*** Dataset entries ***
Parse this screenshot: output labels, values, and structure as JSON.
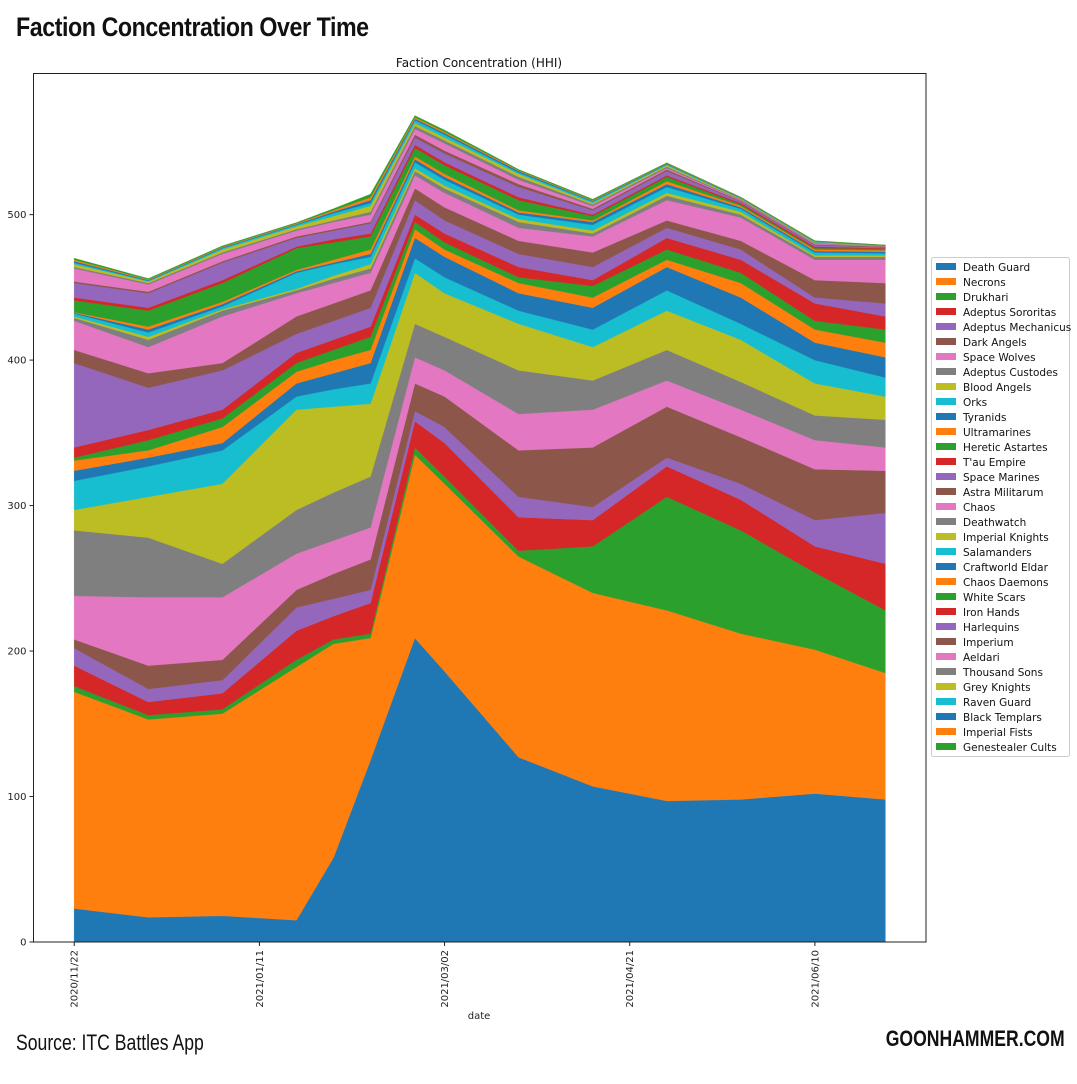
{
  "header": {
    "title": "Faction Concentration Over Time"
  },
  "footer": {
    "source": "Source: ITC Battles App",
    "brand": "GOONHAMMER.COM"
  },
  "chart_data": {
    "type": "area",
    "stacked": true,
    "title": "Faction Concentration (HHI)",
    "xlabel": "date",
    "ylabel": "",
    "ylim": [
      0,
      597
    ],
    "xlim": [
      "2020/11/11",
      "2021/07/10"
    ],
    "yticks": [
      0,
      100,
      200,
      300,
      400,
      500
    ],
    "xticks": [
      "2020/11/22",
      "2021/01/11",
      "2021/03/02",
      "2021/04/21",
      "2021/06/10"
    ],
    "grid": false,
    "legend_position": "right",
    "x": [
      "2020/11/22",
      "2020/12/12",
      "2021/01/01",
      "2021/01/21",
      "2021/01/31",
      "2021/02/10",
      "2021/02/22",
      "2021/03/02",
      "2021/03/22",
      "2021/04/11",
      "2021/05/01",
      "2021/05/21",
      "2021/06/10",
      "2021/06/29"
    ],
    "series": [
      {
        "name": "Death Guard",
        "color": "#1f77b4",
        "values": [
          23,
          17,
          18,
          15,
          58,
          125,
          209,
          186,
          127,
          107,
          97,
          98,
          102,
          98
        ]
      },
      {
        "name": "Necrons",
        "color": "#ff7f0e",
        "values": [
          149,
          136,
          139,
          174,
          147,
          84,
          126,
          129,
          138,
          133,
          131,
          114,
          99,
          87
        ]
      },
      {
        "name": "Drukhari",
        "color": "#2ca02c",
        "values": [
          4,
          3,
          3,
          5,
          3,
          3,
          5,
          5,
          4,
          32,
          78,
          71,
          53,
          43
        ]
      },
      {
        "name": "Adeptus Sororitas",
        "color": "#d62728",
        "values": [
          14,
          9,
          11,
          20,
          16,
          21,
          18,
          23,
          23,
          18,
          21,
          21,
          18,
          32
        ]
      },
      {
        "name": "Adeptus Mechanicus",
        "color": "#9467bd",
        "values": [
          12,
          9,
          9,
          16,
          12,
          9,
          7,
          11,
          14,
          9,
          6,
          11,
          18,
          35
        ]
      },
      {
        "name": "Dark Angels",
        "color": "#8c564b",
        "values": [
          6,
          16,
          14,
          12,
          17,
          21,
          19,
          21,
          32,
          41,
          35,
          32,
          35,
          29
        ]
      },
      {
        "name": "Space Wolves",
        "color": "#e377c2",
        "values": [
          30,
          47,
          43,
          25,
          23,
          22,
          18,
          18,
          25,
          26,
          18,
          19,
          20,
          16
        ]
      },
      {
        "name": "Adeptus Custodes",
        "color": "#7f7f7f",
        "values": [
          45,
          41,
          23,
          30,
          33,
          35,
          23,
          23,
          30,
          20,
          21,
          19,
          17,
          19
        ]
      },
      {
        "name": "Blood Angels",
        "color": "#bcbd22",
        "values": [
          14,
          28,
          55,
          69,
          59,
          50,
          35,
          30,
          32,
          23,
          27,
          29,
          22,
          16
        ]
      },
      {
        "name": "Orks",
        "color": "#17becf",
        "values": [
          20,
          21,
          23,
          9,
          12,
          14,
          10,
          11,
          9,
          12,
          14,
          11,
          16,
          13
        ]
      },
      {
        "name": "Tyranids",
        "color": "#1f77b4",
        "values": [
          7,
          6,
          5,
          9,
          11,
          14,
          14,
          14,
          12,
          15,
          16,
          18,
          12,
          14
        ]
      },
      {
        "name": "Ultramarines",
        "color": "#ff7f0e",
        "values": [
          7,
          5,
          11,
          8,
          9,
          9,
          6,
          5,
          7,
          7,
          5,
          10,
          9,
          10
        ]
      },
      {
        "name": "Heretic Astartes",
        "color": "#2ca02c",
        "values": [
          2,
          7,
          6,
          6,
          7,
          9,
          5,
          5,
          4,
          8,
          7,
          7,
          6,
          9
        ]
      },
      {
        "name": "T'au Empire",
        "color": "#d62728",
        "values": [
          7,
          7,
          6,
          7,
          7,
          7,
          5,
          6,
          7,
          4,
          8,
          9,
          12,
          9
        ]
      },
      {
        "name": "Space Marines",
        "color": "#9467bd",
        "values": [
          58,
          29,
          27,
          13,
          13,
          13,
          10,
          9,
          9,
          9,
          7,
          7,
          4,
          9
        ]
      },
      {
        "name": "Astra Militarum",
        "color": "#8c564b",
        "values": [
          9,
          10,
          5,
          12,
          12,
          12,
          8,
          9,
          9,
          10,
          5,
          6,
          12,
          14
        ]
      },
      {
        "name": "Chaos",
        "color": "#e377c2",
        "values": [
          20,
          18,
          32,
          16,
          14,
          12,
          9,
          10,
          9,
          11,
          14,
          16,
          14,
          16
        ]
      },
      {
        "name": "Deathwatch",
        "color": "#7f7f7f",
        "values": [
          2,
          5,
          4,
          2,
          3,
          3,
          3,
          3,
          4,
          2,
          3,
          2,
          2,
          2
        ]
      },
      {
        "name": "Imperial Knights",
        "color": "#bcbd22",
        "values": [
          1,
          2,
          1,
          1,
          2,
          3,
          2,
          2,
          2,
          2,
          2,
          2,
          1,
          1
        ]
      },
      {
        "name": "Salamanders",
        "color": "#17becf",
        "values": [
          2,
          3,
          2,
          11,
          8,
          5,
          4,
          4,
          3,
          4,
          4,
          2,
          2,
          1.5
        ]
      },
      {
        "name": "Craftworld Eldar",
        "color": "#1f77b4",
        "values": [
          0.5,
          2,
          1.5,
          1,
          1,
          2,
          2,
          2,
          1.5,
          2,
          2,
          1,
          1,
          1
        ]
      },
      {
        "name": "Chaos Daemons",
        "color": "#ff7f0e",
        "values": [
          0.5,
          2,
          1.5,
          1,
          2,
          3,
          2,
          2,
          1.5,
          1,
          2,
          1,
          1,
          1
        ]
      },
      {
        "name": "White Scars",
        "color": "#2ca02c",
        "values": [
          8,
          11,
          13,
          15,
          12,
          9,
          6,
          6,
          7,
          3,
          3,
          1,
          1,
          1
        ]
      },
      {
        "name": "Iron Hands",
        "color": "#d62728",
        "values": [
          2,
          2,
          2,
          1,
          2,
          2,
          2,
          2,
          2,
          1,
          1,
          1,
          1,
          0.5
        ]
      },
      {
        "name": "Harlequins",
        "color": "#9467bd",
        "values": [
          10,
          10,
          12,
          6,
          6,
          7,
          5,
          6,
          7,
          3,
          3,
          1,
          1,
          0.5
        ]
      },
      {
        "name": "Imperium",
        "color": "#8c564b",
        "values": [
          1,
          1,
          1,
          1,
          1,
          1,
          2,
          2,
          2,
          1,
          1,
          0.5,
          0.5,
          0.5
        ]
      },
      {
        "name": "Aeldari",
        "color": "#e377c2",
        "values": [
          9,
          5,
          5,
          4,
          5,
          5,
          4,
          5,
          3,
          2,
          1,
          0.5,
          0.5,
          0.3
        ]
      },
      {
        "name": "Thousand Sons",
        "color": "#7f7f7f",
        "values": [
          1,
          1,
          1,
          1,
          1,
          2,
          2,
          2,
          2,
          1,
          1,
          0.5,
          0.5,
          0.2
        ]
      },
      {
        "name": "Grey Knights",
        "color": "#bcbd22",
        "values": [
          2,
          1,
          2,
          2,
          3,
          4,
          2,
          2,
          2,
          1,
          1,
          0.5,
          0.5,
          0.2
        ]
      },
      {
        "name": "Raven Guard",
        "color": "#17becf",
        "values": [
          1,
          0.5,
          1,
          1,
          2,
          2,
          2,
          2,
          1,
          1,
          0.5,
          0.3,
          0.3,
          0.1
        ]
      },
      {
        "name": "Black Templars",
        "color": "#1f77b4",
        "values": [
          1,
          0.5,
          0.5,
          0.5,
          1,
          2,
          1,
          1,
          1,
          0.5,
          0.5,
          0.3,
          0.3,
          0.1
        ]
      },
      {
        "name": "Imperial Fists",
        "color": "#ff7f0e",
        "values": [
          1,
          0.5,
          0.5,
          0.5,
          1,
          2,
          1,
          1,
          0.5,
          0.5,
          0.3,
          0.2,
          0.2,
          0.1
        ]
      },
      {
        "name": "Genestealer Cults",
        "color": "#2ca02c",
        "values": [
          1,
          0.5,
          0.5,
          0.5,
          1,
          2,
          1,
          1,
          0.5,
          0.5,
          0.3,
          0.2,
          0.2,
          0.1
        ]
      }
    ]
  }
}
***
*** Dataset entries ***
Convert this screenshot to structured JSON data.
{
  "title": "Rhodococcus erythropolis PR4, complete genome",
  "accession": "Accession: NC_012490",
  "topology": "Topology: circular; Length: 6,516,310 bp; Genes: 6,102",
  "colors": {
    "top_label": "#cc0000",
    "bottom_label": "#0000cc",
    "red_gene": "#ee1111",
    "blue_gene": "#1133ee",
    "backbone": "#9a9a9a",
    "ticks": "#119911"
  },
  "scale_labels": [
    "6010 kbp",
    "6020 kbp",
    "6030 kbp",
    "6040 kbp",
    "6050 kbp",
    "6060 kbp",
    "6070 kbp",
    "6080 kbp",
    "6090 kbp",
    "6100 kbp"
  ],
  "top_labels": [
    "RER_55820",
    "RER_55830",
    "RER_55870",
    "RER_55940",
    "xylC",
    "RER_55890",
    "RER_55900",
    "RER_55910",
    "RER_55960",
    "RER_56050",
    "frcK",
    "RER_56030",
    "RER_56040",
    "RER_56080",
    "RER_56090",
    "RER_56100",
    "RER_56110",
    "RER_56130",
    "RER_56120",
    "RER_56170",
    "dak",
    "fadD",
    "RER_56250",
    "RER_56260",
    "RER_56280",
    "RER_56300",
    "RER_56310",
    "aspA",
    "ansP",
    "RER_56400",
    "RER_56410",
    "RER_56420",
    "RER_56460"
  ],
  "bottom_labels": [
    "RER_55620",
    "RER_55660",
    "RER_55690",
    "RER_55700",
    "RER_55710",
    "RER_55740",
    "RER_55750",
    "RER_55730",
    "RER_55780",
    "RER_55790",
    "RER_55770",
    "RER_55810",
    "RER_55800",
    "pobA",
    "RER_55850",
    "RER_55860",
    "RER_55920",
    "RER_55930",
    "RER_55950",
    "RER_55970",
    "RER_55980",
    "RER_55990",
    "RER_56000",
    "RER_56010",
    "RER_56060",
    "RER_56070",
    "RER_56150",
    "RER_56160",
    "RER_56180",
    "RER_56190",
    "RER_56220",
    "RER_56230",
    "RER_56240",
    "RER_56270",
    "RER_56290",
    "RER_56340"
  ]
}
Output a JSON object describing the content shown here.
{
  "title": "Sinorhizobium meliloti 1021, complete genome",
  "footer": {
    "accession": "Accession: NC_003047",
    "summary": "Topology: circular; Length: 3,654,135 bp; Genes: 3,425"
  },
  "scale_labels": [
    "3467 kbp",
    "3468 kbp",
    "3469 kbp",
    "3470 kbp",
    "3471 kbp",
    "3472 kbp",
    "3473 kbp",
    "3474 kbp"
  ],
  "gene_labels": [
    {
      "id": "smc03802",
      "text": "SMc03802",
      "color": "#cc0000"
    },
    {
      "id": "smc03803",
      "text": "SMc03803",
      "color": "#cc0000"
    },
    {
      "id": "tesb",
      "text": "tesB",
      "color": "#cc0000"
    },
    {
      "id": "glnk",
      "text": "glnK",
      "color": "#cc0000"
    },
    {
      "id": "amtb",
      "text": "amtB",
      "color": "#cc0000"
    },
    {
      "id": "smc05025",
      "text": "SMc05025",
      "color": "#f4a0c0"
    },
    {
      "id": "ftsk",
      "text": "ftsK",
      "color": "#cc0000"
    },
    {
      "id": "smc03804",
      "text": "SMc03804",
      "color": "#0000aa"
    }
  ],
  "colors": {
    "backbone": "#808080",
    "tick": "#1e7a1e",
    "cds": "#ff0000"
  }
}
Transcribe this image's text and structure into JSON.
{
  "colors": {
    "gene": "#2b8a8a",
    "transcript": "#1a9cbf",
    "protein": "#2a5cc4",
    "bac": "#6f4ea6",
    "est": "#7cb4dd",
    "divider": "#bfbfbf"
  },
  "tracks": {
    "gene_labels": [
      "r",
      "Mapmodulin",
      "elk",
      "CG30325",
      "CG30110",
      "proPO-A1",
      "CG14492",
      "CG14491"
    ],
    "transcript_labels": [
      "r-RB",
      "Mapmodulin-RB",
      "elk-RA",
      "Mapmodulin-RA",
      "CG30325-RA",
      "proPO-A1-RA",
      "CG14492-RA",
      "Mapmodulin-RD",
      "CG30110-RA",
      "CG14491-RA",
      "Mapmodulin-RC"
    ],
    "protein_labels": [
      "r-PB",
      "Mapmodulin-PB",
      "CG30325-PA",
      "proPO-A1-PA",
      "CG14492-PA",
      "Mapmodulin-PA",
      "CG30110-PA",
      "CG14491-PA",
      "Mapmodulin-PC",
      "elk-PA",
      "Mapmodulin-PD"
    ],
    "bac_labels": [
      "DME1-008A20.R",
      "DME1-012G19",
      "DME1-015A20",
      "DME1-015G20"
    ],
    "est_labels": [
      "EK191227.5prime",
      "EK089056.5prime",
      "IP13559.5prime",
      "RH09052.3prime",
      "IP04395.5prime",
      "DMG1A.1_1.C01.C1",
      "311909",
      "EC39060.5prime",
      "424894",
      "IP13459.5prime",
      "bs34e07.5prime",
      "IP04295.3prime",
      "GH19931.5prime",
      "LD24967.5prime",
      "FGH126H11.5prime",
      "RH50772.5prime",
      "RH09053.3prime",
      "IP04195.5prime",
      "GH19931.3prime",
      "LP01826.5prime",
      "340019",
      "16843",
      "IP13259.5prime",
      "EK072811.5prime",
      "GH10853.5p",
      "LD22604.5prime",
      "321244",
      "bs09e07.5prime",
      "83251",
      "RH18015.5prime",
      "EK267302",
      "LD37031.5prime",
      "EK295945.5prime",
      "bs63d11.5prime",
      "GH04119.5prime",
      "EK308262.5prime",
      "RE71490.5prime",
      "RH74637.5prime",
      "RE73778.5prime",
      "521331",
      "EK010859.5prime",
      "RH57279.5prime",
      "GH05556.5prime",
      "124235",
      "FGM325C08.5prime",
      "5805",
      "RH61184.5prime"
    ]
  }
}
***
Task brief: Show the lines of the records above that mention "Mapmodulin".

Solution to this problem:
      "Mapmodulin",
      "Mapmodulin-RB",
      "Mapmodulin-RA",
      "Mapmodulin-RD",
      "Mapmodulin-RC"
      "Mapmodulin-PB",
      "Mapmodulin-PA",
      "Mapmodulin-PC",
      "Mapmodulin-PD"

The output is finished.